### Given entries:
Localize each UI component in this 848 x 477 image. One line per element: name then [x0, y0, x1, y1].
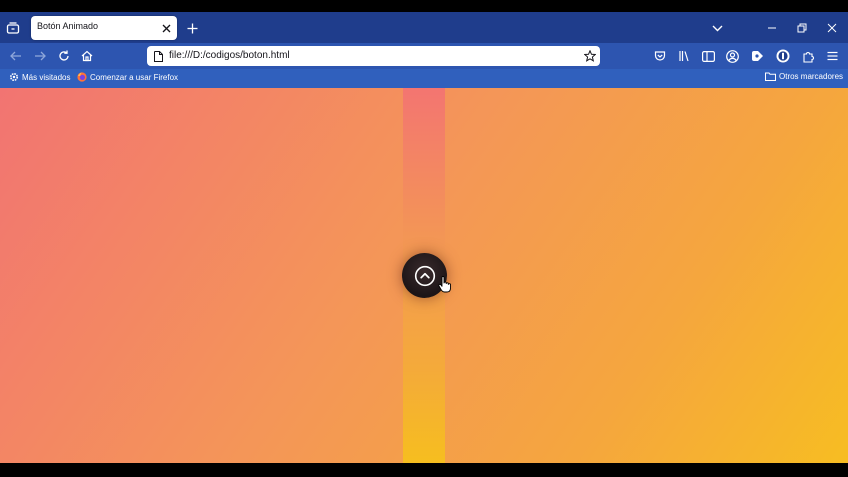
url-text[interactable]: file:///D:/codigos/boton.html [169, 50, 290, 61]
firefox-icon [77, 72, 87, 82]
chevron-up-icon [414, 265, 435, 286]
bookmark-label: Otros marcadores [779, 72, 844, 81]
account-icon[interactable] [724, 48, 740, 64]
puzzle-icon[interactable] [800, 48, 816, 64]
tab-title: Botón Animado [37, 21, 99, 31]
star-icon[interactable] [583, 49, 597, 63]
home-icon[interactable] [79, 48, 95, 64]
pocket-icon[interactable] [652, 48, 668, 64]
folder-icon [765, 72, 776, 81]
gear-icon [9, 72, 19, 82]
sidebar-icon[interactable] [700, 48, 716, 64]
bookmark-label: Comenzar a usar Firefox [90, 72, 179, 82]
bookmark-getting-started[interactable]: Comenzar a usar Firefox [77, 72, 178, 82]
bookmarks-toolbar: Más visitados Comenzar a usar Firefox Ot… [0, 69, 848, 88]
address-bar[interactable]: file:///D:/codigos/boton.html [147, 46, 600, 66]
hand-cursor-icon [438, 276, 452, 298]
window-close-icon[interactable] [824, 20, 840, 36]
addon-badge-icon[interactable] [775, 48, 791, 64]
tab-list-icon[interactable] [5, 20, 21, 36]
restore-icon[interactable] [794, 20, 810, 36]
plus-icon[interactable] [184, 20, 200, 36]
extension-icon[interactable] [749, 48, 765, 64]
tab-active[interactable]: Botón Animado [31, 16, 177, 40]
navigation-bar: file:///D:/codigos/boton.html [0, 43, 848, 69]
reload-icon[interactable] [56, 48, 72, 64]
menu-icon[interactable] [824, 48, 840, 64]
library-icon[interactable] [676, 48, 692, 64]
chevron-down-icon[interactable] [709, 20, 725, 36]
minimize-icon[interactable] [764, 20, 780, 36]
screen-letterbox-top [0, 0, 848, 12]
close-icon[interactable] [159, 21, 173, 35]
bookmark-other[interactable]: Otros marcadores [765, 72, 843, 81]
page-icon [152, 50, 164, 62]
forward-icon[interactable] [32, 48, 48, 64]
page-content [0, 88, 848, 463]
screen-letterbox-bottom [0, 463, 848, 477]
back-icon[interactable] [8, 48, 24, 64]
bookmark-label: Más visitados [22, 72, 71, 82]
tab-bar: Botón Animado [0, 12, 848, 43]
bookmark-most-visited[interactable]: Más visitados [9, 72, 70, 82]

* * *

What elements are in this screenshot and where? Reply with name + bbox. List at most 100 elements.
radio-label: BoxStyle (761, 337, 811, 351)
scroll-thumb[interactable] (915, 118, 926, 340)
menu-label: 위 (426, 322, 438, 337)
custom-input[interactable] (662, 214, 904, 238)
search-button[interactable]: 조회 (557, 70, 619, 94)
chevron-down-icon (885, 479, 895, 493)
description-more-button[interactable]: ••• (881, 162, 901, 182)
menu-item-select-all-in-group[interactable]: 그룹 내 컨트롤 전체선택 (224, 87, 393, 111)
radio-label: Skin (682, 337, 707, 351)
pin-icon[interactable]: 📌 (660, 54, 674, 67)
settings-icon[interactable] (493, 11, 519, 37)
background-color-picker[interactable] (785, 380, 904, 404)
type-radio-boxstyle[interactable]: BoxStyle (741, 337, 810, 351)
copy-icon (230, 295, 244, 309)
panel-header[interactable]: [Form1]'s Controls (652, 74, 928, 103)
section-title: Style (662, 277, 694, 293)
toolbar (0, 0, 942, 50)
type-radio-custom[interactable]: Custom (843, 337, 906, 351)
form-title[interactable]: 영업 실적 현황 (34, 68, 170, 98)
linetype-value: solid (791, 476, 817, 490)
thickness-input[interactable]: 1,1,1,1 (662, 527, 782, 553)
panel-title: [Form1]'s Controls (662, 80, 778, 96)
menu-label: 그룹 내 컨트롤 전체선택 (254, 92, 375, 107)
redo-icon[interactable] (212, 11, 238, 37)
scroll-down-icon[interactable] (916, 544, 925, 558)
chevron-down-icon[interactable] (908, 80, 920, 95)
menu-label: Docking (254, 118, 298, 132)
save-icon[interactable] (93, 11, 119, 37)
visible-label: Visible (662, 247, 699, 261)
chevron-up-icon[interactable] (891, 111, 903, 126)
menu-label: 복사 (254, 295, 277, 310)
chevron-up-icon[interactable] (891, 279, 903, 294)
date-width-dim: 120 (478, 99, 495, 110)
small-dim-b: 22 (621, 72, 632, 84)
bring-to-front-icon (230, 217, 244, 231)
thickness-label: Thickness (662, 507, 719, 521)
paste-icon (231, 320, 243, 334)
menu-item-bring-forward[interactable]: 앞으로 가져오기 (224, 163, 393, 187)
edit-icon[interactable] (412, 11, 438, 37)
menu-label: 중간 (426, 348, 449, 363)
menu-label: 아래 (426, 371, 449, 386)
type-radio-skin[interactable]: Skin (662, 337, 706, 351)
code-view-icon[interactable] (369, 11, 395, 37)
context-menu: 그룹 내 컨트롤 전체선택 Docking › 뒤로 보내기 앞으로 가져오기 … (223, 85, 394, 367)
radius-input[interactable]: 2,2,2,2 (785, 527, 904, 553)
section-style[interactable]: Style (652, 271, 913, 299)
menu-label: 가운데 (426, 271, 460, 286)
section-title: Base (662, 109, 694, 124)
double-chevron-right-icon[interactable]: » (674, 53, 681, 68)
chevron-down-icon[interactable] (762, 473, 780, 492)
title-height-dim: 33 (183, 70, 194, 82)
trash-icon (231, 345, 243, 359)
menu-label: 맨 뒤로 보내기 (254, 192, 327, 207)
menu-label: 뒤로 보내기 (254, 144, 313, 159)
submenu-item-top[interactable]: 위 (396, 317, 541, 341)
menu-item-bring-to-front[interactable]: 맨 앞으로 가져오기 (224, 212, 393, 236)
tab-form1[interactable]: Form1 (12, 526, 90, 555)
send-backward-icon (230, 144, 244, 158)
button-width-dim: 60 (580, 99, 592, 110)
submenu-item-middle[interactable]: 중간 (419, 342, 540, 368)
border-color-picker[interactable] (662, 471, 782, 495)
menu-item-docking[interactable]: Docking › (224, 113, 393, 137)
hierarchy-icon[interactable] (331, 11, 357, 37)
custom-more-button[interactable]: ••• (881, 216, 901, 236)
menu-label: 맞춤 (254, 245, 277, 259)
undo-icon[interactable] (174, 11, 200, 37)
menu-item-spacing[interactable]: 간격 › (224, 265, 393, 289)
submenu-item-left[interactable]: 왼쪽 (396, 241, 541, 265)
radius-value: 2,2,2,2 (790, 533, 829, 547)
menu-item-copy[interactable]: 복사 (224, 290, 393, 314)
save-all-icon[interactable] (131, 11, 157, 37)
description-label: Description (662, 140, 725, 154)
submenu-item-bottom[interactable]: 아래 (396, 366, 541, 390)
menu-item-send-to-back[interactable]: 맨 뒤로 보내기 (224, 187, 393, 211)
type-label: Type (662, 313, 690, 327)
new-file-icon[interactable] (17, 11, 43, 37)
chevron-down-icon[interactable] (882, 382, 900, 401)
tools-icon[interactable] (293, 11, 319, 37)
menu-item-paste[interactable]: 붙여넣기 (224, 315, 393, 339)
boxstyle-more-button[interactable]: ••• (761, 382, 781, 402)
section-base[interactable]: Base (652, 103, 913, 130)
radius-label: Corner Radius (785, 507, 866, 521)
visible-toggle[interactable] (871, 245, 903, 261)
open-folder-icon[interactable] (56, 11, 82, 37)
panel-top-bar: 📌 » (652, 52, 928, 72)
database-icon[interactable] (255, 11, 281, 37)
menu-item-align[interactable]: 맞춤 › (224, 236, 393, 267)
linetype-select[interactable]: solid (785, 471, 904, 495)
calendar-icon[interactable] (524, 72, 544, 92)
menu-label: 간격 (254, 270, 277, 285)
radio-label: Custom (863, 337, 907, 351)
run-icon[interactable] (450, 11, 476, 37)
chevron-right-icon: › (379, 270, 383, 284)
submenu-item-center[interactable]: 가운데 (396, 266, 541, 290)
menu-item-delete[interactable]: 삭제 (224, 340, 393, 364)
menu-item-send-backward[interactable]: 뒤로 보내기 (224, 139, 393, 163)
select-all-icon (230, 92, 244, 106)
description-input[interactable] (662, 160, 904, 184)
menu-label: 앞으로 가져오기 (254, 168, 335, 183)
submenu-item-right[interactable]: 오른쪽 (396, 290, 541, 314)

---

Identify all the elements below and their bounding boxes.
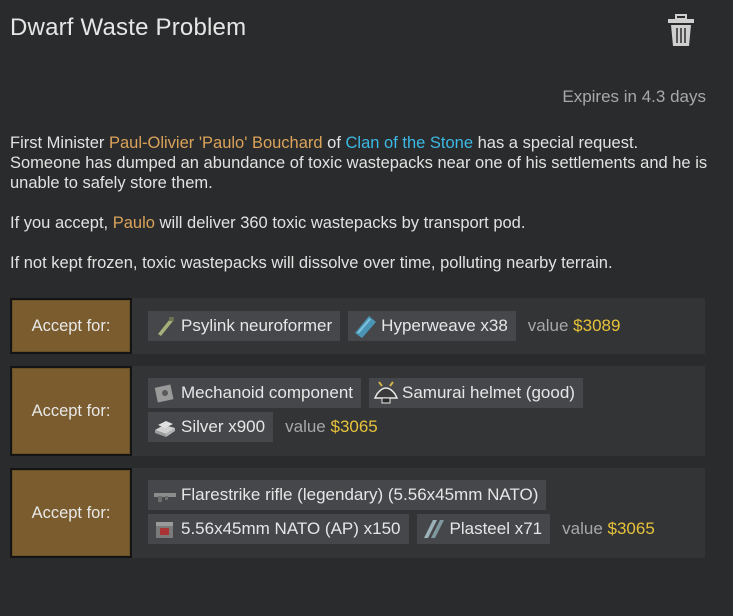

### Set problem:
Rewrite the lines from the one containing "Localize each UI" through the one containing "account-icon[interactable] [724, 48, 740, 64]", renaming "firefox-icon" to "browser-icon" and keeping everything else the same. Leave the pictures out of your answer.

### Task answer:
Localize each UI component in this 848 x 477 image. One line per element: name then [x0, y0, x1, y1].
url-text[interactable]: file:///D:/codigos/boton.html [169, 50, 290, 61]
browser-icon [77, 72, 87, 82]
chevron-up-icon [414, 265, 435, 286]
bookmark-label: Otros marcadores [779, 72, 844, 81]
account-icon[interactable] [724, 48, 740, 64]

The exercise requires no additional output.